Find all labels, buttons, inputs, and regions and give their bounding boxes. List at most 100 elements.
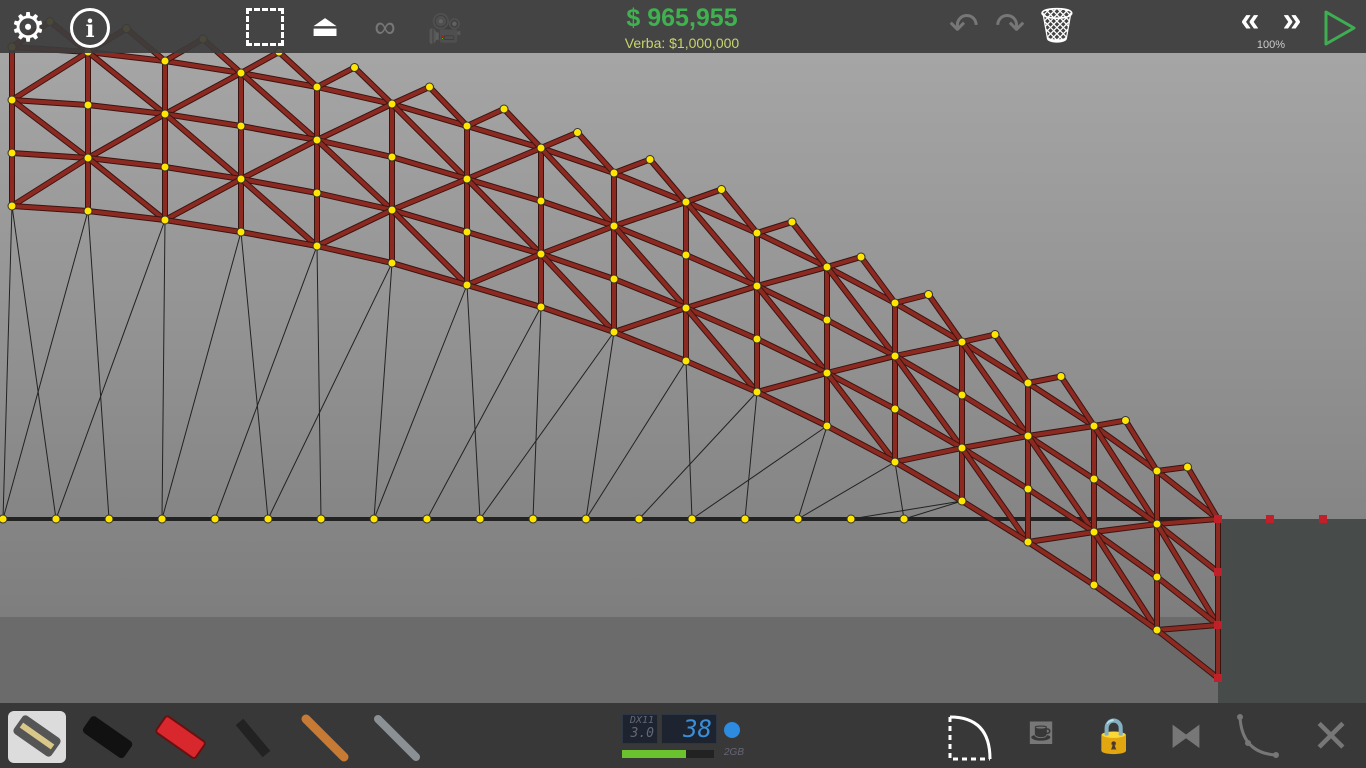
beam[interactable] [960,340,1030,438]
play-icon[interactable] [1322,8,1358,48]
node[interactable] [536,196,546,206]
beam[interactable] [1155,623,1220,632]
game-scene[interactable] [0,0,1366,768]
beam[interactable] [612,157,652,175]
camera-icon[interactable]: 🎥 [420,8,470,48]
rope-material-icon[interactable] [298,711,352,765]
node[interactable] [104,514,114,524]
beam[interactable] [315,102,394,142]
cable[interactable] [2,210,89,520]
node[interactable] [645,155,655,164]
node[interactable] [7,148,17,158]
node[interactable] [890,351,900,361]
beam[interactable] [1155,628,1220,680]
node[interactable] [609,221,619,231]
node[interactable] [83,153,93,163]
cable[interactable] [685,360,693,520]
beam[interactable] [1026,424,1096,438]
node[interactable] [609,327,619,337]
anchor[interactable] [1266,515,1274,523]
node[interactable] [425,82,434,92]
cable[interactable] [532,306,542,520]
cable[interactable] [585,360,687,520]
beam[interactable] [755,284,829,375]
node[interactable] [752,228,762,238]
node[interactable] [890,298,900,308]
node[interactable] [160,109,170,119]
beam[interactable] [163,218,243,234]
beam[interactable] [465,107,506,128]
beam[interactable] [612,200,688,228]
cable[interactable] [240,231,269,520]
beam[interactable] [10,50,90,102]
node[interactable] [681,250,691,260]
node[interactable] [822,368,832,378]
node[interactable] [387,99,397,109]
node[interactable] [462,227,472,237]
node[interactable] [369,514,379,524]
node[interactable] [687,514,697,524]
gear-icon[interactable]: ⚙ [6,6,50,50]
beam[interactable] [239,138,319,181]
beam[interactable] [163,177,243,222]
info-icon[interactable]: i [70,8,110,48]
beam[interactable] [315,244,394,265]
node[interactable] [822,421,832,431]
node[interactable] [681,356,691,366]
beam[interactable] [755,371,829,394]
node[interactable] [957,390,967,400]
beam[interactable] [1092,424,1159,526]
node[interactable] [890,457,900,467]
node[interactable] [1089,474,1099,484]
cable[interactable] [479,331,615,520]
node[interactable] [160,56,170,66]
beam[interactable] [960,446,1030,491]
undo-icon[interactable]: ↶ [944,5,984,46]
select-box-icon[interactable] [246,8,284,46]
cable-material-icon[interactable] [370,711,424,765]
cable[interactable] [87,210,110,520]
node[interactable] [1152,572,1162,582]
node[interactable] [1152,625,1162,635]
redo-icon[interactable]: ↷ [990,5,1030,46]
cable[interactable] [316,245,322,520]
beam[interactable] [1092,424,1159,473]
node[interactable] [957,496,967,506]
beam[interactable] [1092,530,1159,579]
node[interactable] [609,168,619,178]
beam[interactable] [390,177,469,212]
node[interactable] [83,100,93,110]
node[interactable] [462,121,472,131]
beam[interactable] [960,393,1030,438]
beam[interactable] [10,156,90,208]
node[interactable] [157,514,167,524]
node[interactable] [312,135,322,145]
beam[interactable] [825,265,897,358]
beam[interactable] [825,371,897,464]
node[interactable] [236,68,246,78]
lock-icon[interactable]: 🔒 [1092,713,1136,759]
node[interactable] [83,206,93,216]
cable[interactable] [11,205,57,520]
beam[interactable] [239,50,281,75]
road-material-icon[interactable] [6,709,68,765]
beam[interactable] [825,255,863,269]
node[interactable] [1089,527,1099,537]
node[interactable] [856,252,866,262]
node[interactable] [51,514,61,524]
beam[interactable] [86,112,167,160]
beam[interactable] [893,407,964,450]
beam[interactable] [10,204,90,213]
beam[interactable] [315,65,357,89]
node[interactable] [536,302,546,312]
beam[interactable] [1155,522,1220,574]
node[interactable] [499,104,509,114]
node[interactable] [1023,378,1033,388]
node[interactable] [1089,580,1099,590]
node[interactable] [316,514,326,524]
beam[interactable] [684,187,724,204]
node[interactable] [822,262,832,272]
node[interactable] [1183,462,1192,472]
steel-material-icon[interactable] [226,711,280,765]
cable[interactable] [426,306,542,520]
---+---
→ PROBLEM STATEMENT: Report each line of the data that contains the string "material".

→ EXERCISE ANSWER:
rope-material-icon[interactable] [298,711,352,765]
cable-material-icon[interactable] [370,711,424,765]
road-material-icon[interactable] [6,709,68,765]
steel-material-icon[interactable] [226,711,280,765]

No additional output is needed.